> PROBLEM DESCRIPTION
Identify all lines of the data containing the string "Layer" and copy them.

> PROVIDED INFORMATION
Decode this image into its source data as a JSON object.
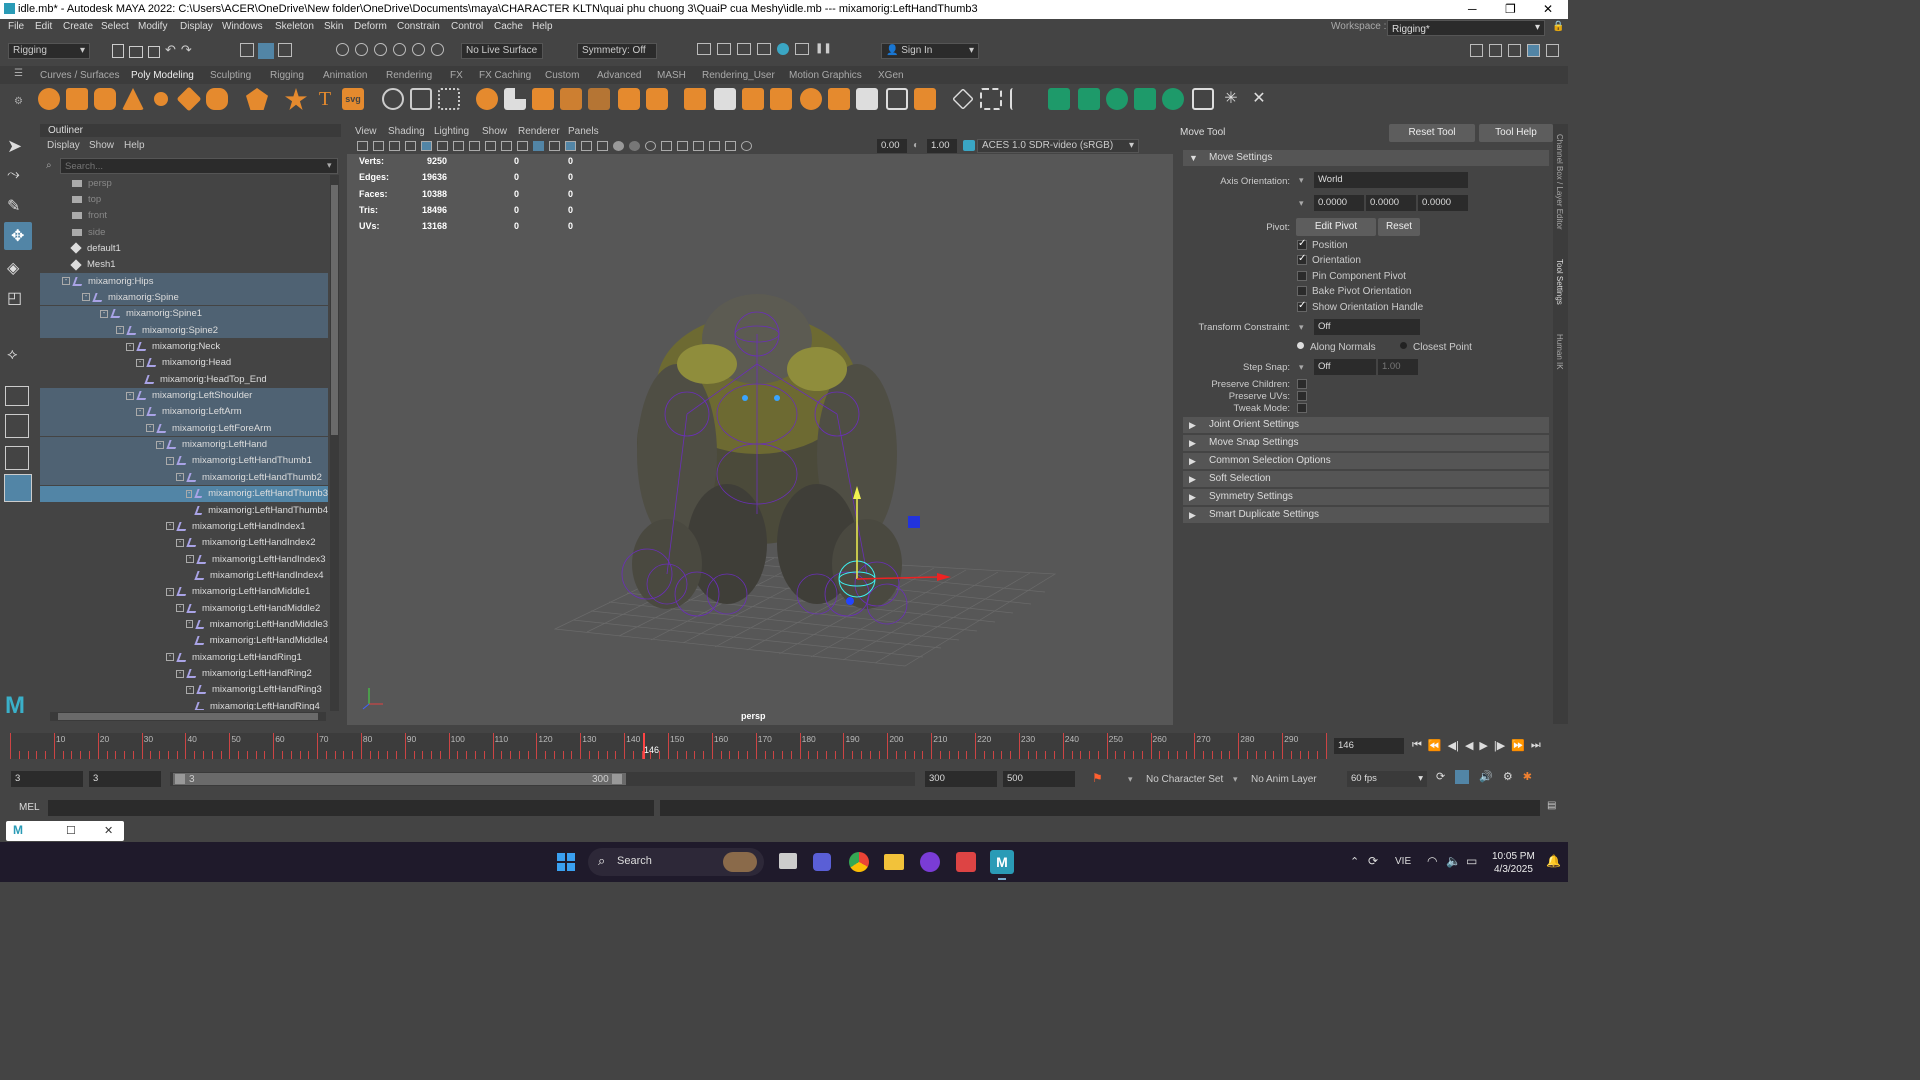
{
  "title": "idle.mb* - Autodesk MAYA 2022: C:\\Users\\ACER\\OneDrive\\New folder\\OneDrive\\Documents\\maya\\CHARACTER KLTN\\quai phu chuong 3\\QuaiP cua Meshy\\idle.mb   ---   mixamorig:LeftHandThumb3",
  "menu": [
    "File",
    "Edit",
    "Create",
    "Select",
    "Modify",
    "Display",
    "Windows",
    "Skeleton",
    "Skin",
    "Deform",
    "Constrain",
    "Control",
    "Cache",
    "Help"
  ],
  "workspace_label": "Workspace :",
  "workspace_value": "Rigging*",
  "menuset": "Rigging",
  "live_surface": "No Live Surface",
  "symmetry": "Symmetry: Off",
  "sign_in": "Sign In",
  "shelf_tabs": [
    "Curves / Surfaces",
    "Poly Modeling",
    "Sculpting",
    "Rigging",
    "Animation",
    "Rendering",
    "FX",
    "FX Caching",
    "Custom",
    "Advanced",
    "MASH",
    "Rendering_User",
    "Motion Graphics",
    "XGen"
  ],
  "outliner": {
    "title": "Outliner",
    "menu": [
      "Display",
      "Show",
      "Help"
    ],
    "search_placeholder": "Search...",
    "items": [
      {
        "label": "persp",
        "dim": true
      },
      {
        "label": "top",
        "dim": true
      },
      {
        "label": "front",
        "dim": true
      },
      {
        "label": "side",
        "dim": true
      },
      {
        "label": "default1"
      },
      {
        "label": "Mesh1"
      },
      {
        "label": "mixamorig:Hips"
      },
      {
        "label": "mixamorig:Spine"
      },
      {
        "label": "mixamorig:Spine1"
      },
      {
        "label": "mixamorig:Spine2"
      },
      {
        "label": "mixamorig:Neck"
      },
      {
        "label": "mixamorig:Head"
      },
      {
        "label": "mixamorig:HeadTop_End"
      },
      {
        "label": "mixamorig:LeftShoulder"
      },
      {
        "label": "mixamorig:LeftArm"
      },
      {
        "label": "mixamorig:LeftForeArm"
      },
      {
        "label": "mixamorig:LeftHand"
      },
      {
        "label": "mixamorig:LeftHandThumb1"
      },
      {
        "label": "mixamorig:LeftHandThumb2"
      },
      {
        "label": "mixamorig:LeftHandThumb3"
      },
      {
        "label": "mixamorig:LeftHandThumb4"
      },
      {
        "label": "mixamorig:LeftHandIndex1"
      },
      {
        "label": "mixamorig:LeftHandIndex2"
      },
      {
        "label": "mixamorig:LeftHandIndex3"
      },
      {
        "label": "mixamorig:LeftHandIndex4"
      },
      {
        "label": "mixamorig:LeftHandMiddle1"
      },
      {
        "label": "mixamorig:LeftHandMiddle2"
      },
      {
        "label": "mixamorig:LeftHandMiddle3"
      },
      {
        "label": "mixamorig:LeftHandMiddle4"
      },
      {
        "label": "mixamorig:LeftHandRing1"
      },
      {
        "label": "mixamorig:LeftHandRing2"
      },
      {
        "label": "mixamorig:LeftHandRing3"
      },
      {
        "label": "mixamorig:LeftHandRing4"
      }
    ]
  },
  "viewport": {
    "menu": [
      "View",
      "Shading",
      "Lighting",
      "Show",
      "Renderer",
      "Panels"
    ],
    "val1": "0.00",
    "val2": "1.00",
    "colorspace": "ACES 1.0 SDR-video (sRGB)",
    "camera": "persp",
    "hud": [
      {
        "k": "Verts:",
        "a": "9250",
        "b": "0",
        "c": "0"
      },
      {
        "k": "Edges:",
        "a": "19636",
        "b": "0",
        "c": "0"
      },
      {
        "k": "Faces:",
        "a": "10388",
        "b": "0",
        "c": "0"
      },
      {
        "k": "Tris:",
        "a": "18496",
        "b": "0",
        "c": "0"
      },
      {
        "k": "UVs:",
        "a": "13168",
        "b": "0",
        "c": "0"
      }
    ]
  },
  "tool": {
    "name": "Move Tool",
    "reset": "Reset Tool",
    "help": "Tool Help",
    "move_settings": "Move Settings",
    "axis_label": "Axis Orientation:",
    "axis_value": "World",
    "x": "0.0000",
    "y": "0.0000",
    "z": "0.0000",
    "pivot_label": "Pivot:",
    "edit_pivot": "Edit Pivot",
    "reset_btn": "Reset",
    "checks": [
      {
        "label": "Position",
        "on": true
      },
      {
        "label": "Orientation",
        "on": true
      },
      {
        "label": "Pin Component Pivot",
        "on": false
      },
      {
        "label": "Bake Pivot Orientation",
        "on": false
      },
      {
        "label": "Show Orientation Handle",
        "on": true
      }
    ],
    "constraint_label": "Transform Constraint:",
    "constraint_value": "Off",
    "along": "Along Normals",
    "closest": "Closest Point",
    "step_label": "Step Snap:",
    "step_value": "Off",
    "step_num": "1.00",
    "preserve_children": "Preserve Children:",
    "preserve_uvs": "Preserve UVs:",
    "tweak": "Tweak Mode:",
    "sections": [
      "Joint Orient Settings",
      "Move Snap Settings",
      "Common Selection Options",
      "Soft Selection",
      "Symmetry Settings",
      "Smart Duplicate Settings"
    ]
  },
  "side_tabs": [
    "Channel Box / Layer Editor",
    "Tool Settings",
    "Human IK"
  ],
  "timeline": {
    "ticks": [
      "10",
      "20",
      "30",
      "40",
      "50",
      "60",
      "70",
      "80",
      "90",
      "100",
      "110",
      "120",
      "130",
      "140",
      "150",
      "160",
      "170",
      "180",
      "190",
      "200",
      "210",
      "220",
      "230",
      "240",
      "250",
      "260",
      "270",
      "280",
      "290"
    ],
    "current": "146",
    "current_field": "146"
  },
  "range": {
    "start": "3",
    "inner_start": "3",
    "slider_start": "3",
    "slider_end": "300",
    "end": "300",
    "anim_end": "500",
    "char_set": "No Character Set",
    "anim_layer": "No Anim Layer",
    "fps": "60 fps"
  },
  "cmd": {
    "label": "MEL"
  },
  "taskbar": {
    "search": "Search",
    "lang": "VIE",
    "time": "10:05 PM",
    "date": "4/3/2025"
  },
  "colors": {
    "selected_row": "#5285a6",
    "highlight_row": "#4f6273",
    "joint": "#a9a3e6",
    "playhead": "#ff4444"
  }
}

> EXERCISE ANSWER
    "Channel Box / Layer Editor",
    "anim_layer": "No Anim Layer",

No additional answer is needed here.